TEKS ACUAN.
-----

Berawal dari pemikiran itu beberapa lembaga seperti dari NU dan ACT membangun shelter di beberapa lokasi. Shelter ini statusnya sama dengan barak pengungsian sebagai tempat penampungan sementara sebelum rumahnya siap huni. Namun shelter ini hanya dihuni oleh satu keluarga sehingga lebih terjamin keamanan harta benda yang ada dan privasi juga lebih terjaga. Setiap shelter dipersyaratkan luas minimalnya 18 meter persegi dilengkapi sarana rumah tangga minimum dan MCK saja yang berbarengan. Dilengkapi pula dengan kandang ternak bersama untuk komunitas. Lokasi pembangunannya juga harus sedekat mungkin dengan kampung asalnya sehingga penghuni shelter mudah menjangkau kebun atau sawahnya.

Walau sedikit telat, pemerintah pun mulai membangun shelter untuk menggantikan barak-barak pengungsian. Sayangnya pembangunan shelter pemerintah ini dibumbui aroma kurang sedap dari beberapa pejabat yang berwenang. Kondisi shelter swasta katanya memiliki standar yang berbeda dengan shelter pemerintah dan sebaiknya disesuaikan. Shelter swasta yang lebih bagus ditakutkan akan menciptakan kecemburuan sosial antara penghuni shelter swasta dengan shelter pemerintah. Kata bapak pejabat itu, sementara sih biar saja. Tapi bila di kemudian hari menimbulkan gejolak sosial, harus ditindak.

-----

DATA TERCATAT.
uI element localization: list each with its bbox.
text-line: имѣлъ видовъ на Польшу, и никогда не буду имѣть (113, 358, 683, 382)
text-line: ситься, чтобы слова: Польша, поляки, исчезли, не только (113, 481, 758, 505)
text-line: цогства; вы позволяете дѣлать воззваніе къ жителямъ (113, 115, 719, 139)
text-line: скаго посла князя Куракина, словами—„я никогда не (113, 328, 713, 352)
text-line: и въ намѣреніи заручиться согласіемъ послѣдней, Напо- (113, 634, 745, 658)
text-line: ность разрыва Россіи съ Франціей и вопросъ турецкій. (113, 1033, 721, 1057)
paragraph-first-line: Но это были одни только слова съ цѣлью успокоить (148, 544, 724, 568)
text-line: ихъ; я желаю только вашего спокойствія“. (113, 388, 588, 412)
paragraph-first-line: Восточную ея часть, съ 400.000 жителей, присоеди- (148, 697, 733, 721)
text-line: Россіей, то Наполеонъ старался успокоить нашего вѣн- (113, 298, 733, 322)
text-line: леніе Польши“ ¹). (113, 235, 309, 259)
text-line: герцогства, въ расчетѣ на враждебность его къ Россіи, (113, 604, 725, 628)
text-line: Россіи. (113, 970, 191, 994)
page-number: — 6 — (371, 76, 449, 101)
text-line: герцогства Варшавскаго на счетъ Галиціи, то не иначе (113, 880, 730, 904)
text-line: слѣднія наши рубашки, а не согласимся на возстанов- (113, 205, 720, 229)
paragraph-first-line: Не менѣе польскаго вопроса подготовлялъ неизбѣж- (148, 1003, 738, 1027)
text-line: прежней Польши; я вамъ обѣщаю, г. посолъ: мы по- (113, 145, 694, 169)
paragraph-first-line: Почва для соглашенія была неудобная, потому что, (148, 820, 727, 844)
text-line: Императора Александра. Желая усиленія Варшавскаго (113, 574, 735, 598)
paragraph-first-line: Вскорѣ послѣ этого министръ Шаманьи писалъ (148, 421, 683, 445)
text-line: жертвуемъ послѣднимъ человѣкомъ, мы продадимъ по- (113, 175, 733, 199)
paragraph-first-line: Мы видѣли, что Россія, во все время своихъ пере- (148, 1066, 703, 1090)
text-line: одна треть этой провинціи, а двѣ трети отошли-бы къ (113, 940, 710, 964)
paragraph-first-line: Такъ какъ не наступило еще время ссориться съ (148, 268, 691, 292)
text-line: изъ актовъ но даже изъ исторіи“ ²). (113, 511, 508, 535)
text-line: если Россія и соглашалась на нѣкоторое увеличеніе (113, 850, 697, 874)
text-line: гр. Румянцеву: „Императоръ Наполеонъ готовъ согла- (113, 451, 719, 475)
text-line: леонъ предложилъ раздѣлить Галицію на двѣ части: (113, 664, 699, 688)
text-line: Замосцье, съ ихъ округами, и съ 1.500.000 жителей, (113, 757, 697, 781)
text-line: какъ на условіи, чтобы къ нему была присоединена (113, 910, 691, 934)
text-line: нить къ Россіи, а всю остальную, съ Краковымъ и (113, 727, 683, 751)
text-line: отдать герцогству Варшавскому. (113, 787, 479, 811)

-----

LANGKAH KERJA.
a: Jawablah pertanyaan berikut berdasarkan teks tentang shelter:
(i) Berapa luas minimal yang dipersyaratkan untuk setiap shelter?
(ii) Shelter yang dibangun lembaga seperti NU dan ACT dihuni oleh berapa keluarga?
(iii) Apa yang ditakutkan dari shelter swasta yang lebih bagus?
b: Silakan tentukan apakah setiap pernyataan berikut sesuai dengan teks tentang shelter, lalu kutip kata-kata teks yang menjadi penentunya.
(i) Shelter dilengkapi kandang ternak bersama untuk komunitas.
(ii) Pemerintah mulai membangun shelter tepat waktu.
(iii) Lokasi shelter harus jauh dari kampung asal penghuninya.
Daftar di atas merupakan bahan tersendiri yang terpisah dari teks acuan.

JAWABAN.
a:
(i) 18 meter persegi.
(ii) Satu keluarga.
(iii) Shelter itu ditakutkan akan menciptakan kecemburuan sosial antara penghuni shelter swasta dengan shelter pemerintah.

b:
(i) Ya: "Dilengkapi pula dengan kandang ternak bersama untuk komunitas."
(ii) Tidak: "Walau sedikit telat, pemerintah pun mulai membangun shelter"
(iii) Tidak: "Lokasi pembangunannya juga harus sedekat mungkin dengan kampung asalnya"